▸ What this task involves: Give the data below again, word for word.

[Stored data]

(begin)

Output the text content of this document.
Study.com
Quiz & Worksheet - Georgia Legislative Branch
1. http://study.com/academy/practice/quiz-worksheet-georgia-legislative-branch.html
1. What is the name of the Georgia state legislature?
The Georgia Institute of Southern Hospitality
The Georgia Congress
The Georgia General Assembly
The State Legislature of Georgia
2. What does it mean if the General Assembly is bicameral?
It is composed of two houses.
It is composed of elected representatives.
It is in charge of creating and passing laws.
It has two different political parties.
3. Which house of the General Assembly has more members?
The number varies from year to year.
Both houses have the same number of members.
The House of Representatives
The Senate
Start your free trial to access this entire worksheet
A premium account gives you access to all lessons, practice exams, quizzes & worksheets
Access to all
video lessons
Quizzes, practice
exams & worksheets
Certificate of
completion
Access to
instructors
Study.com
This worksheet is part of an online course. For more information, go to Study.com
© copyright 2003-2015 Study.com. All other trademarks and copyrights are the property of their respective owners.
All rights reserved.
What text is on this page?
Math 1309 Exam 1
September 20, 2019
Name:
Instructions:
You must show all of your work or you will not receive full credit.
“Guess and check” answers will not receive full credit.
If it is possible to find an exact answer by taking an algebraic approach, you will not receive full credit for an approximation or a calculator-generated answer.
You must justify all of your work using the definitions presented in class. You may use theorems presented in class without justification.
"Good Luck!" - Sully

(end)

▸ Exercise response:
Output the text content of this document.
Study.com
Quiz & Worksheet - Georgia Legislative Branch
1. http://study.com/academy/practice/quiz-worksheet-georgia-legislative-branch.html
1. What is the name of the Georgia state legislature?
The Georgia Institute of Southern Hospitality
The Georgia Congress
The Georgia General Assembly
The State Legislature of Georgia
2. What does it mean if the General Assembly is bicameral?
It is composed of two houses.
It is composed of elected representatives.
It is in charge of creating and passing laws.
It has two different political parties.
3. Which house of the General Assembly has more members?
The number varies from year to year.
Both houses have the same number of members.
The House of Representatives
The Senate
Start your free trial to access this entire worksheet
A premium account gives you access to all lessons, practice exams, quizzes & worksheets
Access to all
video lessons
Quizzes, practice
exams & worksheets
Certificate of
completion
Access to
instructors
Study.com
This worksheet is part of an online course. For more information, go to Study.com
© copyright 2003-2015 Study.com. All other trademarks and copyrights are the property of their respective owners.
All rights reserved.
What text is on this page?
Math 1309 Exam 1
September 20, 2019
Name:
Instructions:
You must show all of your work or you will not receive full credit.
“Guess and check” answers will not receive full credit.
If it is possible to find an exact answer by taking an algebraic approach, you will not receive full credit for an approximation or a calculator-generated answer.
You must justify all of your work using the definitions presented in class. You may use theorems presented in class without justification.
"Good Luck!" - Sully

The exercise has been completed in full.